Stored data

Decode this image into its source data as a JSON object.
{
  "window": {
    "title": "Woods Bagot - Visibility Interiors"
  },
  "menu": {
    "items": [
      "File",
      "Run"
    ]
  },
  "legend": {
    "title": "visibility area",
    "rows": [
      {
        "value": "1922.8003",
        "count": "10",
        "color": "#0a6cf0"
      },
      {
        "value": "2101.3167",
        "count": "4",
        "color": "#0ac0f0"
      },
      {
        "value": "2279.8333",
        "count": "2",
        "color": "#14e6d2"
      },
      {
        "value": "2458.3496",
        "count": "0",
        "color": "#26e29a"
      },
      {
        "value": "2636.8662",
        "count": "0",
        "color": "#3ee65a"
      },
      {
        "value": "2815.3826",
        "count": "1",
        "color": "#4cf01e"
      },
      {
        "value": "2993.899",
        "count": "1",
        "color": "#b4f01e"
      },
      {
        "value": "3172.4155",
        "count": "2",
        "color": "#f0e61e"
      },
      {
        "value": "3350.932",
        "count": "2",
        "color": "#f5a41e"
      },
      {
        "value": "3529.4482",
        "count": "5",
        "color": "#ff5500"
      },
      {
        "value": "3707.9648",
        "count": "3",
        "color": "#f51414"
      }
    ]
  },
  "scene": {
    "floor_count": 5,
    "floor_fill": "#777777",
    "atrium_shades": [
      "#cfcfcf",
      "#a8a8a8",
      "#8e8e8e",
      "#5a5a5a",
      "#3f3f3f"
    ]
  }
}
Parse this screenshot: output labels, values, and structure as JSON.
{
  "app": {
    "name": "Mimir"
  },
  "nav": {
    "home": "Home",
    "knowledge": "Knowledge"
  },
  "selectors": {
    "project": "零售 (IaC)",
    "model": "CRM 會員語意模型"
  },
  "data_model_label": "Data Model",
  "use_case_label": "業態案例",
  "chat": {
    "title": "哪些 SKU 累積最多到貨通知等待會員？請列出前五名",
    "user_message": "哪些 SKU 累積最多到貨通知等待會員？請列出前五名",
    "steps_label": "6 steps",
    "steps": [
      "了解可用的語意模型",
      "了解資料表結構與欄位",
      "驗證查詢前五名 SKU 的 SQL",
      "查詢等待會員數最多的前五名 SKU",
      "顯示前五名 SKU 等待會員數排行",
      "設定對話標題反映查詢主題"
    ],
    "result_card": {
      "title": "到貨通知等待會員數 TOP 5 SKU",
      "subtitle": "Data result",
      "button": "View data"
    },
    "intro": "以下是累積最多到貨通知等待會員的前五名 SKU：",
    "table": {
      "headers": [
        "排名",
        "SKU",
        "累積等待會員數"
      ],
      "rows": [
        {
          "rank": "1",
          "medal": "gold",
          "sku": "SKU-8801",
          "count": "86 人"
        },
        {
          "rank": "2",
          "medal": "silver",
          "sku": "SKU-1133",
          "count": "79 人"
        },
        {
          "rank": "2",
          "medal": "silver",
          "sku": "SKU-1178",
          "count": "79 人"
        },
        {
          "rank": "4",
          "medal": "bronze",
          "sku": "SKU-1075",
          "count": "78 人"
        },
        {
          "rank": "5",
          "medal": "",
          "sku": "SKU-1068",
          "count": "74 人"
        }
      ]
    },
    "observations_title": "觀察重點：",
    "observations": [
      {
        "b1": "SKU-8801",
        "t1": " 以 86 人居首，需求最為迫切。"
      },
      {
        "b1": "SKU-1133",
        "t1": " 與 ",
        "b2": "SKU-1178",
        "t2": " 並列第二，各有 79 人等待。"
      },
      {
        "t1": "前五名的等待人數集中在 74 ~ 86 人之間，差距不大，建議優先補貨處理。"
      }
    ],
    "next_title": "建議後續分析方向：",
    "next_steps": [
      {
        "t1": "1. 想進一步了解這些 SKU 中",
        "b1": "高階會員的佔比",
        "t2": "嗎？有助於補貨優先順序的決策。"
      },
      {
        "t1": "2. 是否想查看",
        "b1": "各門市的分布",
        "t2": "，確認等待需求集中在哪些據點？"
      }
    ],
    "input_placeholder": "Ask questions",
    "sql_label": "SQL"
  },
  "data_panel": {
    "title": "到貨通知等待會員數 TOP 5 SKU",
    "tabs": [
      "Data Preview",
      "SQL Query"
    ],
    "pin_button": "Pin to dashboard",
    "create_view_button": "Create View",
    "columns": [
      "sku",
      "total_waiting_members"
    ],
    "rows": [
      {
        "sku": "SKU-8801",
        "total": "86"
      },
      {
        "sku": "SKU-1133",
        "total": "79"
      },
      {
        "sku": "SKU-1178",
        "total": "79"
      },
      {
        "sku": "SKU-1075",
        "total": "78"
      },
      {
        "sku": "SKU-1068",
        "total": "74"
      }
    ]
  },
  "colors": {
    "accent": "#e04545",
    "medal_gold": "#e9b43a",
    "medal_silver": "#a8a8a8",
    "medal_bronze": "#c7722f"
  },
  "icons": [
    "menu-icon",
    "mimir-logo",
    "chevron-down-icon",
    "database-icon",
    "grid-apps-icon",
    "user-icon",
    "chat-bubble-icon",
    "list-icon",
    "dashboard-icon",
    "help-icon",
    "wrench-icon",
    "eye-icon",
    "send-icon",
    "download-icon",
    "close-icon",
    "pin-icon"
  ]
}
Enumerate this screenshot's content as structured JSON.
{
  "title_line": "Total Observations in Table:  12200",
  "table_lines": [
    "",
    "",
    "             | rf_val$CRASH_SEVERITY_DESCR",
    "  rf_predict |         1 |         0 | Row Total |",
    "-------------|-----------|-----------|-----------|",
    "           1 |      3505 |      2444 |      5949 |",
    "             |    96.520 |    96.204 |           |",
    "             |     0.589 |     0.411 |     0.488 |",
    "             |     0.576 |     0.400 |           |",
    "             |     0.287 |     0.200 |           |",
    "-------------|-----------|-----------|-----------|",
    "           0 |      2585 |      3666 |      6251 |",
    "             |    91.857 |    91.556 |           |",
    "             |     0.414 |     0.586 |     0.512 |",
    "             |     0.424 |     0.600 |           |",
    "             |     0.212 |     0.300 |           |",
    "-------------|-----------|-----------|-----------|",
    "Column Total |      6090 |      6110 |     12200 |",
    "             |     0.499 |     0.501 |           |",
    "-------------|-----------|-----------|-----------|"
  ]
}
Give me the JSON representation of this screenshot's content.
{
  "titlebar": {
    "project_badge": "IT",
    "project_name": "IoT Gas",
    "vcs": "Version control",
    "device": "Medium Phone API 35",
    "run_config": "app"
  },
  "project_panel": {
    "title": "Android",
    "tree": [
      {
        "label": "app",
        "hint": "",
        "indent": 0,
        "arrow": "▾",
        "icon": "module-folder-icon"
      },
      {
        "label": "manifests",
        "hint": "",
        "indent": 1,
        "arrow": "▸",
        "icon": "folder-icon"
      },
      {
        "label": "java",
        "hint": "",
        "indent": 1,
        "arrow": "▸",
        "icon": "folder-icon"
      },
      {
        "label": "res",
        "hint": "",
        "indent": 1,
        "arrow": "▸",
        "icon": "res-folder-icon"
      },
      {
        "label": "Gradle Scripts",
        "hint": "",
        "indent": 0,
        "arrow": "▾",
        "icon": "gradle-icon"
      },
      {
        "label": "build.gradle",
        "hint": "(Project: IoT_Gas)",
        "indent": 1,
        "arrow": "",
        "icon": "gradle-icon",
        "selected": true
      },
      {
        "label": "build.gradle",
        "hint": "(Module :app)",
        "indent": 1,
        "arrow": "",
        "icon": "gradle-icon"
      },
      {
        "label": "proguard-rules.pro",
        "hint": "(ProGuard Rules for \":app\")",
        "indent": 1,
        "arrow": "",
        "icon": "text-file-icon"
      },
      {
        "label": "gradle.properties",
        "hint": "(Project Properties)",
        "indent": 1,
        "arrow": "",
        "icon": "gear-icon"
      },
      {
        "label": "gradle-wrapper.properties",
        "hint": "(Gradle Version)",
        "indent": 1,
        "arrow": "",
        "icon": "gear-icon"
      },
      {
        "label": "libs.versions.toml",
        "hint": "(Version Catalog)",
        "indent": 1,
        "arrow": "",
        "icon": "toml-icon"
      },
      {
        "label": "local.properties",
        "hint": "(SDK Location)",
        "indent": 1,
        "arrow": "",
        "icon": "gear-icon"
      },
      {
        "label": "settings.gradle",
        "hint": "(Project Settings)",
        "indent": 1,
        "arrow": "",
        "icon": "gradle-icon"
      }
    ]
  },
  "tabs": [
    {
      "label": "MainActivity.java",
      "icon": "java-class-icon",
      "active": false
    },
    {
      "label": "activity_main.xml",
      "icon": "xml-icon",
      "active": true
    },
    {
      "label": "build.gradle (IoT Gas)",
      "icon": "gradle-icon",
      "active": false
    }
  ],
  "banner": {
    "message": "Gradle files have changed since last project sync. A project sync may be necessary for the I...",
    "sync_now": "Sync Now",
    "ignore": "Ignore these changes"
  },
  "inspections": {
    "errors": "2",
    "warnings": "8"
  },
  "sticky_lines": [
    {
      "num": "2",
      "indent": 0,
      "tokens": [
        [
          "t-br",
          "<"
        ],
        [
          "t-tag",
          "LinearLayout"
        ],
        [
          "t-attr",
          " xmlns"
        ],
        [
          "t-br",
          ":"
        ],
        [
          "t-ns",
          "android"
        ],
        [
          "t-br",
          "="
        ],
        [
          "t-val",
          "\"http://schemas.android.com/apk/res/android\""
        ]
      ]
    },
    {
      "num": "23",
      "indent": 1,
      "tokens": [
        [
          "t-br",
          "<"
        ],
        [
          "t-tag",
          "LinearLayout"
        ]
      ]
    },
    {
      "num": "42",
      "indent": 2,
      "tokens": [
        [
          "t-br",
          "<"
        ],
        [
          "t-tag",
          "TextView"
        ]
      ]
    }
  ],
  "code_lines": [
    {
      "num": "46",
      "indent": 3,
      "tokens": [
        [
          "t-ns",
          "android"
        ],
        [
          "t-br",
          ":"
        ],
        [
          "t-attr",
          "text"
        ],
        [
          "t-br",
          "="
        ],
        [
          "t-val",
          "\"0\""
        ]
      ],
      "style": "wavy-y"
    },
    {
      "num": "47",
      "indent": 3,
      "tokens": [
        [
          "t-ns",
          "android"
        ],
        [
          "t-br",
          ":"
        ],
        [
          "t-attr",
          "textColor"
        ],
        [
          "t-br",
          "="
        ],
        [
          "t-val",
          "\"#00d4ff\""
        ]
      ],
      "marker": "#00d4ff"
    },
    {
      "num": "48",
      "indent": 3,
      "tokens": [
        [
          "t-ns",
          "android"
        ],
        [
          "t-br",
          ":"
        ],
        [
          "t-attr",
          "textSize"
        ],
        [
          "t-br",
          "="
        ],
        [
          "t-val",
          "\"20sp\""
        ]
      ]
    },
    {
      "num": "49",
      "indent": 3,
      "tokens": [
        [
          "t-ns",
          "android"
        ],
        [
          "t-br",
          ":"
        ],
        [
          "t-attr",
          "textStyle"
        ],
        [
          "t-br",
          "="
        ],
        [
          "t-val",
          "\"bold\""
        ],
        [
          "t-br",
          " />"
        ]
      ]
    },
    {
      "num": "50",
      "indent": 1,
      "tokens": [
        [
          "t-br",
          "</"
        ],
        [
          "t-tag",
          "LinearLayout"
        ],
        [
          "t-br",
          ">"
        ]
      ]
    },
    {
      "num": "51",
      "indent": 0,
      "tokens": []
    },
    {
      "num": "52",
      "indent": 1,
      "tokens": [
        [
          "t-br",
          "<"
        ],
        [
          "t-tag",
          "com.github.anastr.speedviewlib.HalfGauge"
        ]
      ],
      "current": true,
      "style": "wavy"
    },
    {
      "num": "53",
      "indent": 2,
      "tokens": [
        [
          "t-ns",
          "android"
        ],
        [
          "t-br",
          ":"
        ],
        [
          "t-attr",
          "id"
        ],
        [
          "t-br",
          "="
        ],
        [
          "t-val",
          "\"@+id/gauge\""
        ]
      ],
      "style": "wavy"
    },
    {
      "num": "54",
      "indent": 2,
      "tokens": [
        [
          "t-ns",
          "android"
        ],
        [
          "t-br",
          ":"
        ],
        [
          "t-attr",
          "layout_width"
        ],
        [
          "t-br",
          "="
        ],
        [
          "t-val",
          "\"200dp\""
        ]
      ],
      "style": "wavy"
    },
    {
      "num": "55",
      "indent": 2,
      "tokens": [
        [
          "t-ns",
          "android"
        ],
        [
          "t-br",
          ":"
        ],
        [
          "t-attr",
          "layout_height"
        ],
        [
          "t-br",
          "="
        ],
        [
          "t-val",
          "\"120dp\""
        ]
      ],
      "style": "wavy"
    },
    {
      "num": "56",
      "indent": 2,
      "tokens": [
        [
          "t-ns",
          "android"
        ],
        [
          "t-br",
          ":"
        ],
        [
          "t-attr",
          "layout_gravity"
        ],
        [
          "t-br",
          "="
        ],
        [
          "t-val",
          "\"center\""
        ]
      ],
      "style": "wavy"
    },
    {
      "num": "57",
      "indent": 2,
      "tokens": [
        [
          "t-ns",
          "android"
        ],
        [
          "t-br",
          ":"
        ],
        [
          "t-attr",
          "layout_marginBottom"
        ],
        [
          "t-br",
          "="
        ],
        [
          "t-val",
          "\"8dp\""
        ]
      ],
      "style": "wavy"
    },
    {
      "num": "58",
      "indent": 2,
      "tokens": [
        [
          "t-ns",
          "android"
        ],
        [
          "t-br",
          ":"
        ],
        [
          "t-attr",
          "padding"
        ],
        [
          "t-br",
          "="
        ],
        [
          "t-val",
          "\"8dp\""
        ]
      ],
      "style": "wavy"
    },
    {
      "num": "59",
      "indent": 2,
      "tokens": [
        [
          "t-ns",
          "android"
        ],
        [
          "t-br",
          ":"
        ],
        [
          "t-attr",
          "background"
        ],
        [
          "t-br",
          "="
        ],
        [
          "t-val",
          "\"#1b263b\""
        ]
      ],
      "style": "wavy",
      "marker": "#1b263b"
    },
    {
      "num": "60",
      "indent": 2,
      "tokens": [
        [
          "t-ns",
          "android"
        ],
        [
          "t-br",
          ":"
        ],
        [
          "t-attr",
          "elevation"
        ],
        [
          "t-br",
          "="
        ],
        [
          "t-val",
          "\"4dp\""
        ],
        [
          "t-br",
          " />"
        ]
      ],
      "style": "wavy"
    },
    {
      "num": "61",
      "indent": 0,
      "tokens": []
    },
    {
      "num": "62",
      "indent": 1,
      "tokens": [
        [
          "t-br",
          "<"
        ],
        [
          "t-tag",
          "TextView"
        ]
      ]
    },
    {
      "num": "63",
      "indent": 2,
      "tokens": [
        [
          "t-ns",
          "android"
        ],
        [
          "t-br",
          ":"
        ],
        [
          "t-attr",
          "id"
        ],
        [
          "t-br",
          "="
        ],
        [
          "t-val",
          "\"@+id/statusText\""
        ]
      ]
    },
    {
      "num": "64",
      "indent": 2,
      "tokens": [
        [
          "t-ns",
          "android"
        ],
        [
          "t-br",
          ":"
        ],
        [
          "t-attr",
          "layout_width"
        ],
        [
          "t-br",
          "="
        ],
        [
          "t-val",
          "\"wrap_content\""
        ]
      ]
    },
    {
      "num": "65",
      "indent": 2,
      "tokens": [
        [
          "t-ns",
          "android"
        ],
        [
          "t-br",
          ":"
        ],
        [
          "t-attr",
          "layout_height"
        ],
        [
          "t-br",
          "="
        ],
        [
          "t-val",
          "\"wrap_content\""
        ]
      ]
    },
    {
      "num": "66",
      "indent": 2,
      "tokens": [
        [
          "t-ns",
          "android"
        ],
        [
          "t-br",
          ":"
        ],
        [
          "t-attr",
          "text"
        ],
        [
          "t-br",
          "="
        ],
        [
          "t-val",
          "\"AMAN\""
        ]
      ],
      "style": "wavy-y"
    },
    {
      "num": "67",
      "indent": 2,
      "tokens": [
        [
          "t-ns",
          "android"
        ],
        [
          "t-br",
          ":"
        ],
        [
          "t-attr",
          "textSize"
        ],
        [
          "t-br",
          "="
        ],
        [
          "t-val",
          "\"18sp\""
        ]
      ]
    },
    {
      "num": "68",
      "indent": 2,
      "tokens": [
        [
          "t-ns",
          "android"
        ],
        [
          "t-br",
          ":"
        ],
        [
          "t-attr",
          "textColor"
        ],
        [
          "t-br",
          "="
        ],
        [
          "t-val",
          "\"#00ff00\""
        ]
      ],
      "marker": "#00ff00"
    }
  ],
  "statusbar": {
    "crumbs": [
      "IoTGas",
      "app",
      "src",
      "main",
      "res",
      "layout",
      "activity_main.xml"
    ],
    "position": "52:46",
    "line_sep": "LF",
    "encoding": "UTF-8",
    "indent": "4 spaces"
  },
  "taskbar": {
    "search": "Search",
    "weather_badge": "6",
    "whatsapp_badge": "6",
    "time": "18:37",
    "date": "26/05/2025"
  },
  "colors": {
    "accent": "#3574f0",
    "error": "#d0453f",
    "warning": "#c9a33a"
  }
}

▶ [Short problem]: Gather and copy every line of the data in which the string "JSON" is found.

▶ [Task solution]:
Decode this image into its source data as a JSON object.
Parse this screenshot: output labels, values, and structure as JSON.
Enumerate this screenshot's content as structured JSON.
Give me the JSON representation of this screenshot's content.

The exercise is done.